### Brano da leggere
- - - -

Il supporto dimostrato dai colleghi e da buona parte del web farebbe pensare ad un cambiamento nella mentalità del Dragone. “Sono stati fatti molti progressi ma la comunità LGBT è ancora alle prese con un sacco di problemi” – ha affermato Wei Jiangang, attivista e fondatore di Queer Comrades, canale televisivo online sulle tematiche omosessuali – “la gente ha ancora paura delle persone ‘diverse’ “.
D’altra parte la tempesta di critiche che si è abbattuta sulla nuova edizione del Contemporary Chinese Dictionary, uscita il 15 luglio, perché priva del termine tongzhi (letteralmente: “compagno”) nella sua accezione più comune di gay, mette in evidenza come la portata del dibattito sui diritti degli omosessuali stia assumendo proporzioni considerevoli anche in Cina.
Oggi il numero dei gay dell’ex Impero Celeste continua ad essere incerto. Se alcune ricerche parlano di un valore compreso tra i 360 mila e i 480mila, le statistiche del governo di Pechino e alcuni studi accademici aggiungono tre zeri, portando il computo a circa 15 milioni. Numeri che, comunque, rapportati alle percentuali ben più elevate degli altri paesi, continuano a non convincere.

- - - -

(Dati di analisi strutturata della pagina)
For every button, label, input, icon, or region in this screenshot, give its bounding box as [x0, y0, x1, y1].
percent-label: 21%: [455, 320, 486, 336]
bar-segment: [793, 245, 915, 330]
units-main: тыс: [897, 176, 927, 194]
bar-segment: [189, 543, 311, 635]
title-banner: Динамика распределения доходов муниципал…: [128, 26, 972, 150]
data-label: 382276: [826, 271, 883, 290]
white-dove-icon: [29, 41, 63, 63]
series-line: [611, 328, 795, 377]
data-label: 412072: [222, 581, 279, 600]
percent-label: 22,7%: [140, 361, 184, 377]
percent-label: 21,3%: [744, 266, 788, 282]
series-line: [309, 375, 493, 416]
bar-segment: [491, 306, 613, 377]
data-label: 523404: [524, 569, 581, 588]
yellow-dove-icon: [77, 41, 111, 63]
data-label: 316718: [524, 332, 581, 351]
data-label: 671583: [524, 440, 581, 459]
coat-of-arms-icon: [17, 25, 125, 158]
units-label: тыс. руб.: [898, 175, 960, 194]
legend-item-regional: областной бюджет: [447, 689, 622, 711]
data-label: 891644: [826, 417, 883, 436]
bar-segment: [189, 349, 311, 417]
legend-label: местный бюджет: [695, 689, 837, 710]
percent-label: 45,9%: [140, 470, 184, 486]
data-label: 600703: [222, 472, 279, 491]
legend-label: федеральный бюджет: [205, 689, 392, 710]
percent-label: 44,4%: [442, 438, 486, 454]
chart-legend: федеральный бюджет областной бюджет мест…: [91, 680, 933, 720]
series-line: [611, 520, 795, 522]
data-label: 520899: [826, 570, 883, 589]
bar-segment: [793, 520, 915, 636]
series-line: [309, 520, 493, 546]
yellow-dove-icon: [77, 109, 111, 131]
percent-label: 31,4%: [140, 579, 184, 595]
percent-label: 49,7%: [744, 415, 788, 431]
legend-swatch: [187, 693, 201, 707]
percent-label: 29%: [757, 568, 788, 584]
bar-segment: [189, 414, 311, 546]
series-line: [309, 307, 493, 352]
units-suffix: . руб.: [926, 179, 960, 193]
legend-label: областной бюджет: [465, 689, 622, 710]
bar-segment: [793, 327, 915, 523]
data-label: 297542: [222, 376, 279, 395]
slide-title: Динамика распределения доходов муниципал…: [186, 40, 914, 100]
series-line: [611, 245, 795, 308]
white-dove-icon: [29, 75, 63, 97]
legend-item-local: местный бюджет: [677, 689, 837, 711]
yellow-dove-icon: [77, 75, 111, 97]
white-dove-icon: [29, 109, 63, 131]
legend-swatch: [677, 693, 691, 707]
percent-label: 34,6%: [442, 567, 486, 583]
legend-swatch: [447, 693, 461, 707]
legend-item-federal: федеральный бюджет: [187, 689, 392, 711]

- - - -

### Svolgere quanto segue
1. Aggiorni il brano sulla comunità gay in Cina trascrivendo tutto il testo da "Il supporto dimostrato" fino a "anche in Cina.", con "Paese asiatico" al posto di "Dragone".
2. Risponda alle seguenti domande sul brano relativo alla comunità gay in Cina.
(a) Di quale canale televisivo online Wei Jiangang è fondatore?
(b) In quale data è uscita la nuova edizione del Contemporary Chinese Dictionary?
(c) A quanto porta il computo dei gay il dato delle statistiche del governo di Pechino e di alcuni studi accademici?
3. Prosegua il brano sulla comunità gay in Cina a partire dal punto in cui si interrompe.
I record non hanno alcun legame con il brano.

### Risposte scritte
1.
Il supporto dimostrato dai colleghi e da buona parte del web farebbe pensare ad un cambiamento nella mentalità del Paese asiatico. “Sono stati fatti molti progressi ma la comunità LGBT è ancora alle prese con un sacco di problemi” – ha affermato Wei Jiangang, attivista e fondatore di Queer Comrades, canale televisivo online sulle tematiche omosessuali – “la gente ha ancora paura delle persone ‘diverse’ “.
D’altra parte la tempesta di critiche che si è abbattuta sulla nuova edizione del Contemporary Chinese Dictionary, uscita il 15 luglio, perché priva del termine tongzhi (letteralmente: “compagno”) nella sua accezione più comune di gay, mette in evidenza come la portata del dibattito sui diritti degli omosessuali stia assumendo proporzioni considerevoli anche in Cina.

2.
(a) Queer Comrades, canale televisivo online sulle tematiche omosessuali.
(b) Il 15 luglio.
(c) A circa 15 milioni.

3.
La diffidenza riscontrata nella popolazione cinese verso i gay sarebbe da attribuire in parte al fatto che la Cina è venuta a conoscenza dell’omosessualità e dell’Aids più o meno nello stesso periodo, tanto che negli anni ’80, quando entrambi i fenomeni valicarono la Grande Muraglia, “la nazione credeva che essere omosessuale volesse dire avere necessariamente anche l’Aids” ha spiegato ai microfoni del Global Times la nota sessuologa Li Yinhe.
Con una mossa a sorpresa il 1 luglio scorso Pechino ha deciso di rimuovere il bando sulle donazioni di sangue per le lesbiche, introdotto quattordici anni fa nel timore di una possibile trasmissione dell’Hiv. La legge sulle donazioni del 1998, che vieta agli omosessuali di donare il sangue – ancora valida per gli uomini – ha graziato le donne in quanto “meno esposte al contagio”, recita il nuovo emendamento.
Secondo quanto riportato dal South China Morning Post, lo scorso anno un’indagine ha rivelato che più del 50% degli affetti da Aids in Cina è di sesso maschile e ha contratto la malattia attraverso comportamenti omosessuali, mentre molti gay hanno ammesso di avere normalmente rapporti non protetti. Per cercare di tenere sotto controllo il fenomeno le autorità cinesi hanno imposto ai donatori di specificare in un modulo le loro preferenze sessuali; precauzione ritenuta da molti inutile data la facilità con la quale è possibile dichiarare il falso.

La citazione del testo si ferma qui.